• WORK REQUIRED: Scan the entries below. List each line with "问题文化".

BEGIN SUPPLIED RECORDS

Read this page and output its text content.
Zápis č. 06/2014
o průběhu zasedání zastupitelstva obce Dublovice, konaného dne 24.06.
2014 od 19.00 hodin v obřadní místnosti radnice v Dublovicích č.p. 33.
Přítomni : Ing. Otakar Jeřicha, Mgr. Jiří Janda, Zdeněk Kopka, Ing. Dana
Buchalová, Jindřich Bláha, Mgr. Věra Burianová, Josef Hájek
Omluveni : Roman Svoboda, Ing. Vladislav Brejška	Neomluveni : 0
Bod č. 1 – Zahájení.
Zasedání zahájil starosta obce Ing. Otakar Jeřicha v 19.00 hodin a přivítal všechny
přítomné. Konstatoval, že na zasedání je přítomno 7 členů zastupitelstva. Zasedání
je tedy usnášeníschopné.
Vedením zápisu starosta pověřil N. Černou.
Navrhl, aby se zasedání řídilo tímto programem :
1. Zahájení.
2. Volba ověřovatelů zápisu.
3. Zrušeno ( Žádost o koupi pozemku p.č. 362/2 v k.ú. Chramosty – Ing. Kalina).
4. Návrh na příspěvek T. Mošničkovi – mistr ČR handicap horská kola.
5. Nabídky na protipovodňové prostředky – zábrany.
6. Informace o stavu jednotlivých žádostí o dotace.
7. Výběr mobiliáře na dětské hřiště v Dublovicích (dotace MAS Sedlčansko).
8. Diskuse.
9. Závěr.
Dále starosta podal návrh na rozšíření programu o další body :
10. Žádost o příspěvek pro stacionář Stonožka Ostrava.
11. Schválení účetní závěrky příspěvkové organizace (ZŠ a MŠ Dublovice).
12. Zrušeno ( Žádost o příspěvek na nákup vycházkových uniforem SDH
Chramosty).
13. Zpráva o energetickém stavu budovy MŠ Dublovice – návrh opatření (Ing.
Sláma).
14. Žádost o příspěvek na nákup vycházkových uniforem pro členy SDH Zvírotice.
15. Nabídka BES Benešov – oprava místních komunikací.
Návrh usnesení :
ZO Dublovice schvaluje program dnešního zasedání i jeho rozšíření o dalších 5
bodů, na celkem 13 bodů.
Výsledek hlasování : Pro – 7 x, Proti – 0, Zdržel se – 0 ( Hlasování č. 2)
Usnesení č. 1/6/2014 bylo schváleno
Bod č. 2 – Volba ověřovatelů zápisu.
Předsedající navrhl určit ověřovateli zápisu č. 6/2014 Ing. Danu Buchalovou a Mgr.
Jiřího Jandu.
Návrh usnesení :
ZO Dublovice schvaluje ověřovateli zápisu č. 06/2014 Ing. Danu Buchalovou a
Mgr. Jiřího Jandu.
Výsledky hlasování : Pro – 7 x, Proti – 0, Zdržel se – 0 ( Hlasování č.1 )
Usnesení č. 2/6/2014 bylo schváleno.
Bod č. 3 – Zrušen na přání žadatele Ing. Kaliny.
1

END SUPPLIED RECORDS
BEGIN SUPPLIED RECORDS

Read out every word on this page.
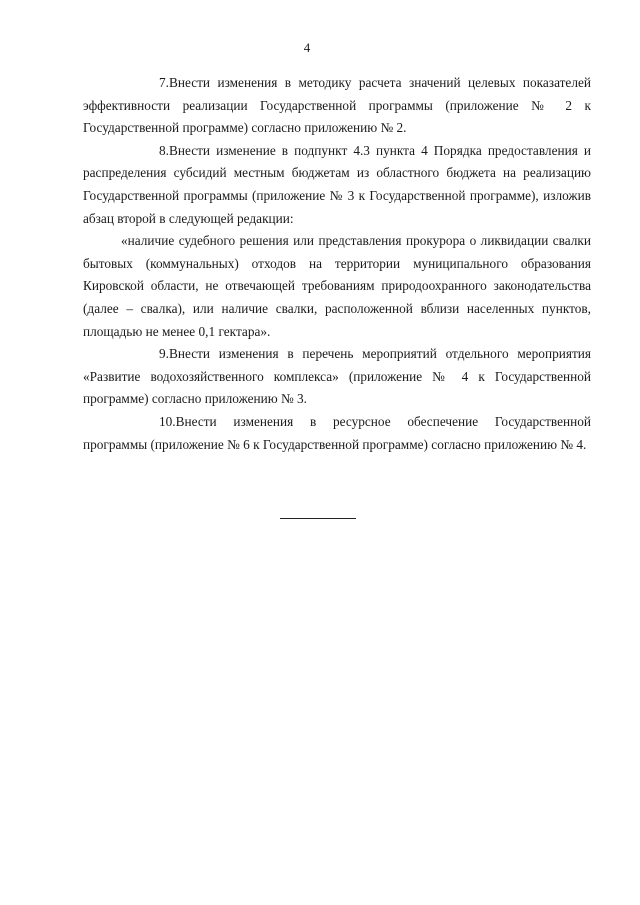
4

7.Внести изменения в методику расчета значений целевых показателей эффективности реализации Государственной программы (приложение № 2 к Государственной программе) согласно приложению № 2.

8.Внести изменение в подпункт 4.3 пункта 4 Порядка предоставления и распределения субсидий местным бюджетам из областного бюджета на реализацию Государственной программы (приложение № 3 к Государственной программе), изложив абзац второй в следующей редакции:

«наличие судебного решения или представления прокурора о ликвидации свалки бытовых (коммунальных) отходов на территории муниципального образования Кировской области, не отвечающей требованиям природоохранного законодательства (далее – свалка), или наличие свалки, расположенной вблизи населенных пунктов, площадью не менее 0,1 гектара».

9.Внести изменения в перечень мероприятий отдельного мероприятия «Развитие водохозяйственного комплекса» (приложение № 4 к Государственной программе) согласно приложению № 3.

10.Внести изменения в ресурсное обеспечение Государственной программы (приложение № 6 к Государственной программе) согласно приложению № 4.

END SUPPLIED RECORDS
BEGIN SUPPLIED RECORDS

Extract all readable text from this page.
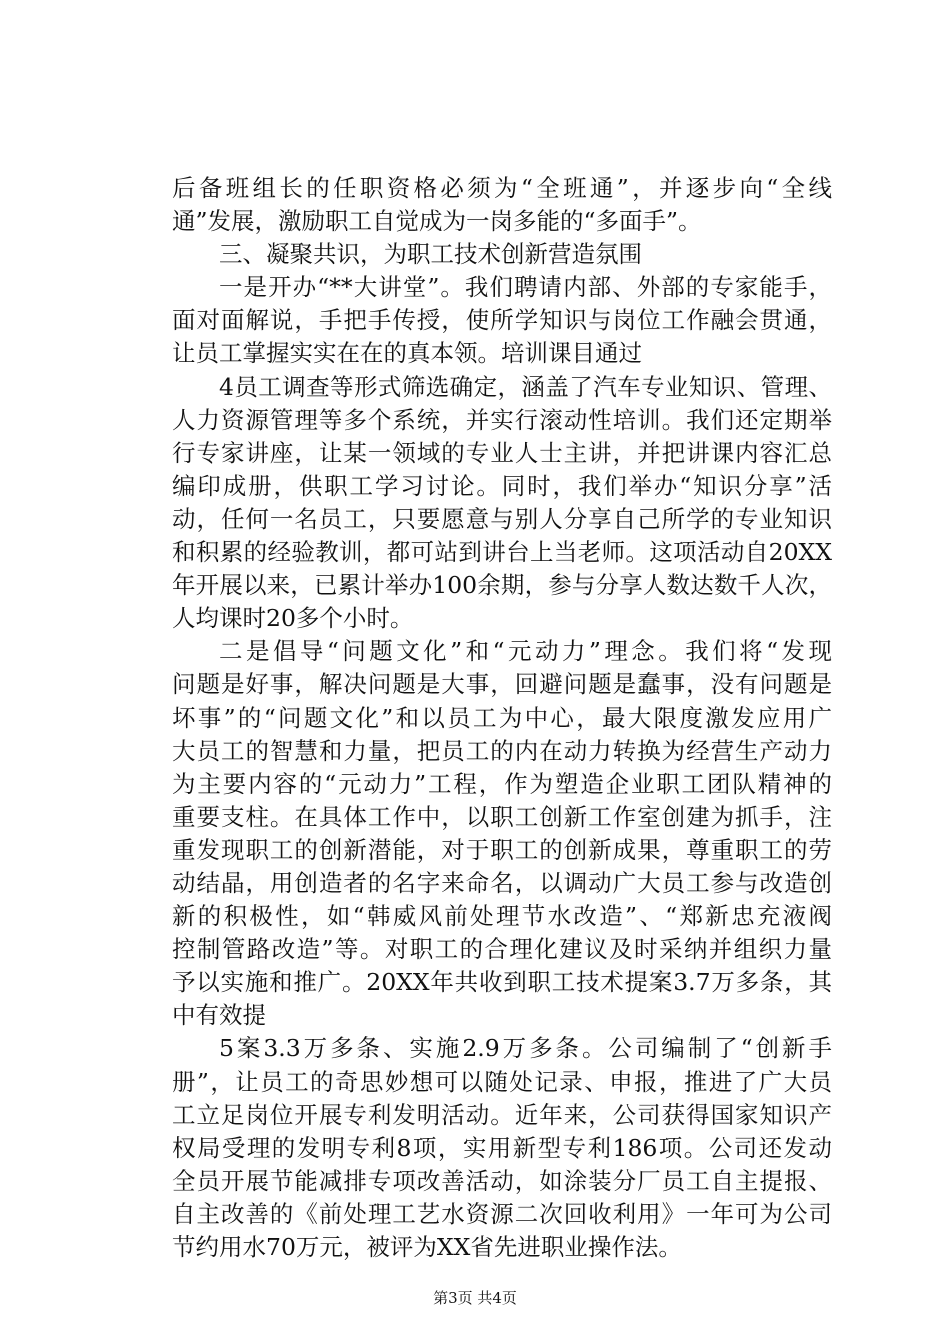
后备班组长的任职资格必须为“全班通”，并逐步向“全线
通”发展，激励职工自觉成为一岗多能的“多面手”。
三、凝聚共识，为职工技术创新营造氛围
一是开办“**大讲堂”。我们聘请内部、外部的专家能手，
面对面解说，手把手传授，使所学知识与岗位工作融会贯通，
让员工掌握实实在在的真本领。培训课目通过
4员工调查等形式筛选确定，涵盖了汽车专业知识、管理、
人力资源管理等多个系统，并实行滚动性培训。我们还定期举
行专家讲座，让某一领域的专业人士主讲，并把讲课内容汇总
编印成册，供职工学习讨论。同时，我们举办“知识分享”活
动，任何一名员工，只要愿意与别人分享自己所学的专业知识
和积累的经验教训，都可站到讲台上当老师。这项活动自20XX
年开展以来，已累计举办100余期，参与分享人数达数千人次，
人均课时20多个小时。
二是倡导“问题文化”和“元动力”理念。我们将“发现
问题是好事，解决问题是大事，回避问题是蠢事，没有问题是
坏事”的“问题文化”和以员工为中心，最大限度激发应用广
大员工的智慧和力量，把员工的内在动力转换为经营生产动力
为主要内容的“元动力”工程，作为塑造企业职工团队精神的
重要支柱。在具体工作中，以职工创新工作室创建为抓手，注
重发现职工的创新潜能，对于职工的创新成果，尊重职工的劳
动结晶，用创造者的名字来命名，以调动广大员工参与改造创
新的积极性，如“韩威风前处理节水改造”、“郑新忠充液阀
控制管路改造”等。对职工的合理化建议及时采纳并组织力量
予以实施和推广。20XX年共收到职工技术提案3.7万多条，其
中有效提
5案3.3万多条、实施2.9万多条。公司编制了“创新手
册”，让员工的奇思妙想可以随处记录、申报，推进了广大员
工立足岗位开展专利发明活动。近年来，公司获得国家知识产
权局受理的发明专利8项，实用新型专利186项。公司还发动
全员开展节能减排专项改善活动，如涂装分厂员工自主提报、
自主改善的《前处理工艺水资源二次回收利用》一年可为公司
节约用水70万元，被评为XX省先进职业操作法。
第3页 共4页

END SUPPLIED RECORDS

• RESPONSE TO THE TASK:
二是倡导“问题文化”和“元动力”理念。我们将“发现
坏事”的“问题文化”和以员工为中心，最大限度激发应用广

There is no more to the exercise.